Write every line out verbatim and omit the pictures.

* **The records**:
* * *

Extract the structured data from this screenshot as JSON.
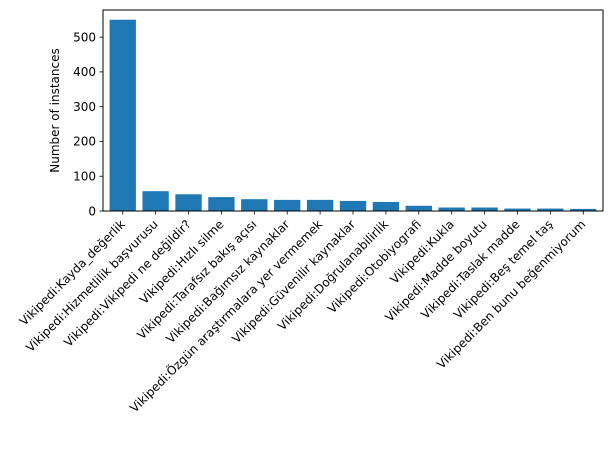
{
  "chart_data": {
    "type": "bar",
    "title": "",
    "xlabel": "",
    "ylabel": "Number of instances",
    "ylim": [
      0,
      578
    ],
    "yticks": [
      0,
      100,
      200,
      300,
      400,
      500
    ],
    "ytick_labels": [
      "0",
      "100",
      "200",
      "300",
      "400",
      "500"
    ],
    "grid": false,
    "bar_color": "#1f77b4",
    "categories": [
      "Vikipedi:Kayda_değerlik",
      "Vikipedi:Hizmetlilik başvurusu",
      "Vikipedi:Vikipedi ne değildir?",
      "Vikipedi:Hızlı silme",
      "Vikipedi:Tarafsız bakış açısı",
      "Vikipedi:Bağımsız kaynaklar",
      "Vikipedi:Özgün araştırmalara yer vermemek",
      "Vikipedi:Güvenilir kaynaklar",
      "Vikipedi:Doğrulanabilirlik",
      "Vikipedi:Otobiyografi",
      "Vikipedi:Kukla",
      "Vikipedi:Madde boyutu",
      "Vikipedi:Taslak madde",
      "Vikipedi:Beş temel taş",
      "Vikipedi:Ben bunu beğenmiyorum"
    ],
    "values": [
      550,
      57,
      48,
      40,
      34,
      32,
      32,
      29,
      26,
      15,
      10,
      10,
      7,
      7,
      6
    ]
  }
}
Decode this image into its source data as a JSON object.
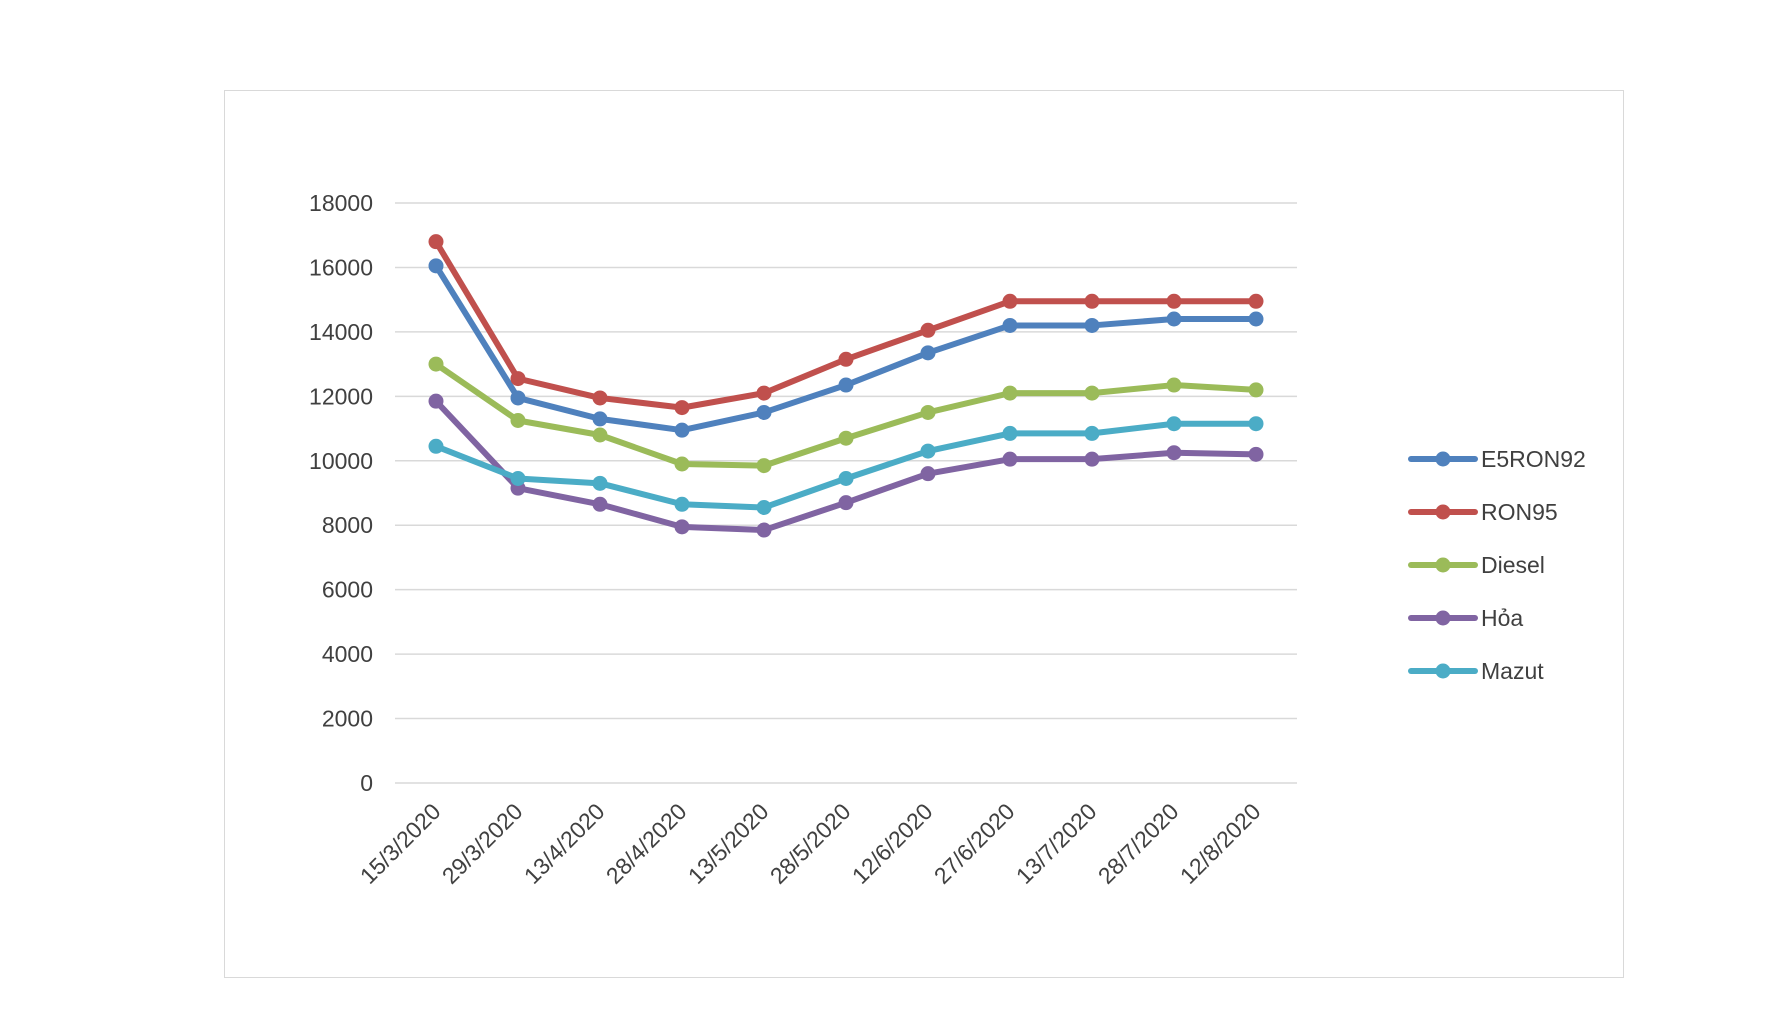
{
  "chart_data": {
    "type": "line",
    "title": "",
    "xlabel": "",
    "ylabel": "",
    "categories": [
      "15/3/2020",
      "29/3/2020",
      "13/4/2020",
      "28/4/2020",
      "13/5/2020",
      "28/5/2020",
      "12/6/2020",
      "27/6/2020",
      "13/7/2020",
      "28/7/2020",
      "12/8/2020"
    ],
    "ylim": [
      0,
      18000
    ],
    "yticks": [
      0,
      2000,
      4000,
      6000,
      8000,
      10000,
      12000,
      14000,
      16000,
      18000
    ],
    "grid": "horizontal",
    "legend_position": "right",
    "series": [
      {
        "name": "E5RON92",
        "color": "#4f81bd",
        "values": [
          16050,
          11950,
          11300,
          10950,
          11500,
          12350,
          13350,
          14200,
          14200,
          14400,
          14400
        ]
      },
      {
        "name": "RON95",
        "color": "#c0504d",
        "values": [
          16800,
          12550,
          11950,
          11650,
          12100,
          13150,
          14050,
          14950,
          14950,
          14950,
          14950
        ]
      },
      {
        "name": "Diesel",
        "color": "#9bbb59",
        "values": [
          13000,
          11250,
          10800,
          9900,
          9850,
          10700,
          11500,
          12100,
          12100,
          12350,
          12200
        ]
      },
      {
        "name": "Hỏa",
        "color": "#8064a2",
        "values": [
          11850,
          9150,
          8650,
          7950,
          7850,
          8700,
          9600,
          10050,
          10050,
          10250,
          10200
        ]
      },
      {
        "name": "Mazut",
        "color": "#4bacc6",
        "values": [
          10450,
          9450,
          9300,
          8650,
          8550,
          9450,
          10300,
          10850,
          10850,
          11150,
          11150
        ]
      }
    ]
  }
}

* * *

* **Answer for this exercise**:
Extract the structured data from this screenshot as JSON.
{
  "chart_data": {
    "type": "bar",
    "title": "",
    "xlabel": "",
    "ylabel": "Number of instances",
    "ylim": [
      0,
      578
    ],
    "yticks": [
      0,
      100,
      200,
      300,
      400,
      500
    ],
    "ytick_labels": [
      "0",
      "100",
      "200",
      "300",
      "400",
      "500"
    ],
    "grid": false,
    "bar_color": "#1f77b4",
    "categories": [
      "Vikipedi:Kayda_değerlik",
      "Vikipedi:Hizmetlilik başvurusu",
      "Vikipedi:Vikipedi ne değildir?",
      "Vikipedi:Hızlı silme",
      "Vikipedi:Tarafsız bakış açısı",
      "Vikipedi:Bağımsız kaynaklar",
      "Vikipedi:Özgün araştırmalara yer vermemek",
      "Vikipedi:Güvenilir kaynaklar",
      "Vikipedi:Doğrulanabilirlik",
      "Vikipedi:Otobiyografi",
      "Vikipedi:Kukla",
      "Vikipedi:Madde boyutu",
      "Vikipedi:Taslak madde",
      "Vikipedi:Beş temel taş",
      "Vikipedi:Ben bunu beğenmiyorum"
    ],
    "values": [
      550,
      57,
      48,
      40,
      34,
      32,
      32,
      29,
      26,
      15,
      10,
      10,
      7,
      7,
      6
    ]
  }
}
Decode this image into its source data as a JSON object.
{
  "chart_data": {
    "type": "line",
    "title": "",
    "xlabel": "",
    "ylabel": "",
    "categories": [
      "15/3/2020",
      "29/3/2020",
      "13/4/2020",
      "28/4/2020",
      "13/5/2020",
      "28/5/2020",
      "12/6/2020",
      "27/6/2020",
      "13/7/2020",
      "28/7/2020",
      "12/8/2020"
    ],
    "ylim": [
      0,
      18000
    ],
    "yticks": [
      0,
      2000,
      4000,
      6000,
      8000,
      10000,
      12000,
      14000,
      16000,
      18000
    ],
    "grid": "horizontal",
    "legend_position": "right",
    "series": [
      {
        "name": "E5RON92",
        "color": "#4f81bd",
        "values": [
          16050,
          11950,
          11300,
          10950,
          11500,
          12350,
          13350,
          14200,
          14200,
          14400,
          14400
        ]
      },
      {
        "name": "RON95",
        "color": "#c0504d",
        "values": [
          16800,
          12550,
          11950,
          11650,
          12100,
          13150,
          14050,
          14950,
          14950,
          14950,
          14950
        ]
      },
      {
        "name": "Diesel",
        "color": "#9bbb59",
        "values": [
          13000,
          11250,
          10800,
          9900,
          9850,
          10700,
          11500,
          12100,
          12100,
          12350,
          12200
        ]
      },
      {
        "name": "Hỏa",
        "color": "#8064a2",
        "values": [
          11850,
          9150,
          8650,
          7950,
          7850,
          8700,
          9600,
          10050,
          10050,
          10250,
          10200
        ]
      },
      {
        "name": "Mazut",
        "color": "#4bacc6",
        "values": [
          10450,
          9450,
          9300,
          8650,
          8550,
          9450,
          10300,
          10850,
          10850,
          11150,
          11150
        ]
      }
    ]
  }
}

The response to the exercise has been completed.